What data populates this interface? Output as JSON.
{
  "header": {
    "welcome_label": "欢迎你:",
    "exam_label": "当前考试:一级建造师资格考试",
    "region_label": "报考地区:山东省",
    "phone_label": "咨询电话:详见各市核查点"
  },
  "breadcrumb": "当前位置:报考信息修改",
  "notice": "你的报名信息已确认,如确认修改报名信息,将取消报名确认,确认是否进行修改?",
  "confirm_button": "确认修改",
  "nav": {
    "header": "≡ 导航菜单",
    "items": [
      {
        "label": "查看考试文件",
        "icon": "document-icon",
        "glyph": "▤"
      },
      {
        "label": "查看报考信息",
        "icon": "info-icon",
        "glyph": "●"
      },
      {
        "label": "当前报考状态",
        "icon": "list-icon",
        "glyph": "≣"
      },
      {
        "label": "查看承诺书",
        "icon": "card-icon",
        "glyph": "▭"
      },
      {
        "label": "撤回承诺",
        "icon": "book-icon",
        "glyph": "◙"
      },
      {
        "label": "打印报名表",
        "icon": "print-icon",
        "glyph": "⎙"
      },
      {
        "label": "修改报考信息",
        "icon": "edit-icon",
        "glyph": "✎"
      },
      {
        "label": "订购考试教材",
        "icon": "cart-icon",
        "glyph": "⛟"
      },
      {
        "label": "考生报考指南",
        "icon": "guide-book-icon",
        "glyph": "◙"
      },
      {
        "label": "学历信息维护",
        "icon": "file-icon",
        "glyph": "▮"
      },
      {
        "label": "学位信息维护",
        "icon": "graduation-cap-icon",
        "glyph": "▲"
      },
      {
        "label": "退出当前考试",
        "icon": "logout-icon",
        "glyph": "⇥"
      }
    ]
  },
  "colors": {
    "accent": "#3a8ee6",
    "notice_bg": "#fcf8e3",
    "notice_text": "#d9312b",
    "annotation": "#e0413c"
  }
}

# [Brief]
Give the number of lines in the entries that include the string "icon", and nothing more.

# [Task solution]
12